ENTRIES SUPPLIED —

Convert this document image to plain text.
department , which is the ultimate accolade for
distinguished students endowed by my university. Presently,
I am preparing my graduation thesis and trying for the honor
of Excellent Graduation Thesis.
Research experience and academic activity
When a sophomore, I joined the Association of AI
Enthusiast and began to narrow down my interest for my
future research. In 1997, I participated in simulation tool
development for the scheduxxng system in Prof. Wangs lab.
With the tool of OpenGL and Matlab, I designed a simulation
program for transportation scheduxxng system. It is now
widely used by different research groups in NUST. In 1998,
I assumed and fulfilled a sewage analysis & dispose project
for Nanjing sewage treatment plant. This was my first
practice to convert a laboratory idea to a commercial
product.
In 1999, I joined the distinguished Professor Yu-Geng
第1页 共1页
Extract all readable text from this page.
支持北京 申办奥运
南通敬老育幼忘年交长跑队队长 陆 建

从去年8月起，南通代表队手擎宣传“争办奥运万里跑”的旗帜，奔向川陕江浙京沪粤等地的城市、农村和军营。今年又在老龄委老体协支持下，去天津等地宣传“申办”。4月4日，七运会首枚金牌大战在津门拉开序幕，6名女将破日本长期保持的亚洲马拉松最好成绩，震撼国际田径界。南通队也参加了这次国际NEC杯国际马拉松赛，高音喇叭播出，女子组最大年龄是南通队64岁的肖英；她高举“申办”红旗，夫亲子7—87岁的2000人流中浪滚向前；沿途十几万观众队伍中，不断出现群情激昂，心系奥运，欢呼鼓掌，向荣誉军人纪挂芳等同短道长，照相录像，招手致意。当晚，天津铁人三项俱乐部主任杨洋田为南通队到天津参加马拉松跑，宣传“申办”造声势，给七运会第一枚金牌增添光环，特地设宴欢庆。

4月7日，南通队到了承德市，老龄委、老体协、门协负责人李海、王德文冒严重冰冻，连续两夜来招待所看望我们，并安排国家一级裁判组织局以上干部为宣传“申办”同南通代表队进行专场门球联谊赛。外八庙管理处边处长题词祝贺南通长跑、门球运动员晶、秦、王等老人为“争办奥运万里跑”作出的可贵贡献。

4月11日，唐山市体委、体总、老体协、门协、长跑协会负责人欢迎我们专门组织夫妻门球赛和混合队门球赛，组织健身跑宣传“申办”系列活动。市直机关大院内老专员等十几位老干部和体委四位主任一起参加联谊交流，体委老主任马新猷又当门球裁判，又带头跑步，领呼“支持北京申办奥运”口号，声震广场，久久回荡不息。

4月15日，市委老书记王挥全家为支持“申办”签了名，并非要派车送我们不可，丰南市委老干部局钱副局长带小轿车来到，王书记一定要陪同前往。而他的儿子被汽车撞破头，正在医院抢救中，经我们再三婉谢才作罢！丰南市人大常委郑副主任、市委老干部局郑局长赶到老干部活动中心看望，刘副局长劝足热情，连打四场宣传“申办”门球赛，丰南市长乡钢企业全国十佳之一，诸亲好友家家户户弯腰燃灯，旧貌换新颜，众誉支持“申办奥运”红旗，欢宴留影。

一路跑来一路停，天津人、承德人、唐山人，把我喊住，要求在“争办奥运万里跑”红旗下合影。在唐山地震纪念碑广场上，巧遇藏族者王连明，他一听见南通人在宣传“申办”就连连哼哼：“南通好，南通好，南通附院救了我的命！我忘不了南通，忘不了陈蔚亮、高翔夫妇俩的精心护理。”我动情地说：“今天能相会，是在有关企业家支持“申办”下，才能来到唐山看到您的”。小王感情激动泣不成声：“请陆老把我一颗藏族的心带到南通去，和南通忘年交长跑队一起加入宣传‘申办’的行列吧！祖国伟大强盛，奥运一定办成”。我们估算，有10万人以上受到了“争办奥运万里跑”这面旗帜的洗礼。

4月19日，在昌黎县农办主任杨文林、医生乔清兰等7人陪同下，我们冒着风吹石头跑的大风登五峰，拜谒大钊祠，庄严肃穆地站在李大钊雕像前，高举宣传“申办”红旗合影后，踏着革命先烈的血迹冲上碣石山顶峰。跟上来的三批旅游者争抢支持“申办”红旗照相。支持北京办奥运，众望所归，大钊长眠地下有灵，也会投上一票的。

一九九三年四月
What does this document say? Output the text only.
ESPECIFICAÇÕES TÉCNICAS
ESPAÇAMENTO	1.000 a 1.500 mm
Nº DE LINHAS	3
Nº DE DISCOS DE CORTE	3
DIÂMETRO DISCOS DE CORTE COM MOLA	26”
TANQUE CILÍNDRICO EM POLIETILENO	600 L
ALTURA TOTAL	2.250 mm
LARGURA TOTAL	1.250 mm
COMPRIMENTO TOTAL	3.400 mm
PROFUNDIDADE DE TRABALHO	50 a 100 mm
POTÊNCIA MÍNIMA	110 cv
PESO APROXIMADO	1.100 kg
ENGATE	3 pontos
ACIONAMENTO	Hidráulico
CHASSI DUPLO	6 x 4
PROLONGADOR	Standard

WHAT NEEDS TO BE DONE —
Word for word, quote all of the data above.

SOLUTION FOR THIS PROBLEM —
Convert this document image to plain text.
department , which is the ultimate accolade for
distinguished students endowed by my university. Presently,
I am preparing my graduation thesis and trying for the honor
of Excellent Graduation Thesis.
Research experience and academic activity
When a sophomore, I joined the Association of AI
Enthusiast and began to narrow down my interest for my
future research. In 1997, I participated in simulation tool
development for the scheduxxng system in Prof. Wangs lab.
With the tool of OpenGL and Matlab, I designed a simulation
program for transportation scheduxxng system. It is now
widely used by different research groups in NUST. In 1998,
I assumed and fulfilled a sewage analysis & dispose project
for Nanjing sewage treatment plant. This was my first
practice to convert a laboratory idea to a commercial
product.
In 1999, I joined the distinguished Professor Yu-Geng
第1页 共1页
Extract all readable text from this page.
支持北京 申办奥运
南通敬老育幼忘年交长跑队队长 陆 建

从去年8月起，南通代表队手擎宣传“争办奥运万里跑”的旗帜，奔向川陕江浙京沪粤等地的城市、农村和军营。今年又在老龄委老体协支持下，去天津等地宣传“申办”。4月4日，七运会首枚金牌大战在津门拉开序幕，6名女将破日本长期保持的亚洲马拉松最好成绩，震撼国际田径界。南通队也参加了这次国际NEC杯国际马拉松赛，高音喇叭播出，女子组最大年龄是南通队64岁的肖英；她高举“申办”红旗，夫亲子7—87岁的2000人流中浪滚向前；沿途十几万观众队伍中，不断出现群情激昂，心系奥运，欢呼鼓掌，向荣誉军人纪挂芳等同短道长，照相录像，招手致意。当晚，天津铁人三项俱乐部主任杨洋田为南通队到天津参加马拉松跑，宣传“申办”造声势，给七运会第一枚金牌增添光环，特地设宴欢庆。

4月7日，南通队到了承德市，老龄委、老体协、门协负责人李海、王德文冒严重冰冻，连续两夜来招待所看望我们，并安排国家一级裁判组织局以上干部为宣传“申办”同南通代表队进行专场门球联谊赛。外八庙管理处边处长题词祝贺南通长跑、门球运动员晶、秦、王等老人为“争办奥运万里跑”作出的可贵贡献。

4月11日，唐山市体委、体总、老体协、门协、长跑协会负责人欢迎我们专门组织夫妻门球赛和混合队门球赛，组织健身跑宣传“申办”系列活动。市直机关大院内老专员等十几位老干部和体委四位主任一起参加联谊交流，体委老主任马新猷又当门球裁判，又带头跑步，领呼“支持北京申办奥运”口号，声震广场，久久回荡不息。

4月15日，市委老书记王挥全家为支持“申办”签了名，并非要派车送我们不可，丰南市委老干部局钱副局长带小轿车来到，王书记一定要陪同前往。而他的儿子被汽车撞破头，正在医院抢救中，经我们再三婉谢才作罢！丰南市人大常委郑副主任、市委老干部局郑局长赶到老干部活动中心看望，刘副局长劝足热情，连打四场宣传“申办”门球赛，丰南市长乡钢企业全国十佳之一，诸亲好友家家户户弯腰燃灯，旧貌换新颜，众誉支持“申办奥运”红旗，欢宴留影。

一路跑来一路停，天津人、承德人、唐山人，把我喊住，要求在“争办奥运万里跑”红旗下合影。在唐山地震纪念碑广场上，巧遇藏族者王连明，他一听见南通人在宣传“申办”就连连哼哼：“南通好，南通好，南通附院救了我的命！我忘不了南通，忘不了陈蔚亮、高翔夫妇俩的精心护理。”我动情地说：“今天能相会，是在有关企业家支持“申办”下，才能来到唐山看到您的”。小王感情激动泣不成声：“请陆老把我一颗藏族的心带到南通去，和南通忘年交长跑队一起加入宣传‘申办’的行列吧！祖国伟大强盛，奥运一定办成”。我们估算，有10万人以上受到了“争办奥运万里跑”这面旗帜的洗礼。

4月19日，在昌黎县农办主任杨文林、医生乔清兰等7人陪同下，我们冒着风吹石头跑的大风登五峰，拜谒大钊祠，庄严肃穆地站在李大钊雕像前，高举宣传“申办”红旗合影后，踏着革命先烈的血迹冲上碣石山顶峰。跟上来的三批旅游者争抢支持“申办”红旗照相。支持北京办奥运，众望所归，大钊长眠地下有灵，也会投上一票的。

一九九三年四月
What does this document say? Output the text only.
ESPECIFICAÇÕES TÉCNICAS
ESPAÇAMENTO	1.000 a 1.500 mm
Nº DE LINHAS	3
Nº DE DISCOS DE CORTE	3
DIÂMETRO DISCOS DE CORTE COM MOLA	26”
TANQUE CILÍNDRICO EM POLIETILENO	600 L
ALTURA TOTAL	2.250 mm
LARGURA TOTAL	1.250 mm
COMPRIMENTO TOTAL	3.400 mm
PROFUNDIDADE DE TRABALHO	50 a 100 mm
POTÊNCIA MÍNIMA	110 cv
PESO APROXIMADO	1.100 kg
ENGATE	3 pontos
ACIONAMENTO	Hidráulico
CHASSI DUPLO	6 x 4
PROLONGADOR	Standard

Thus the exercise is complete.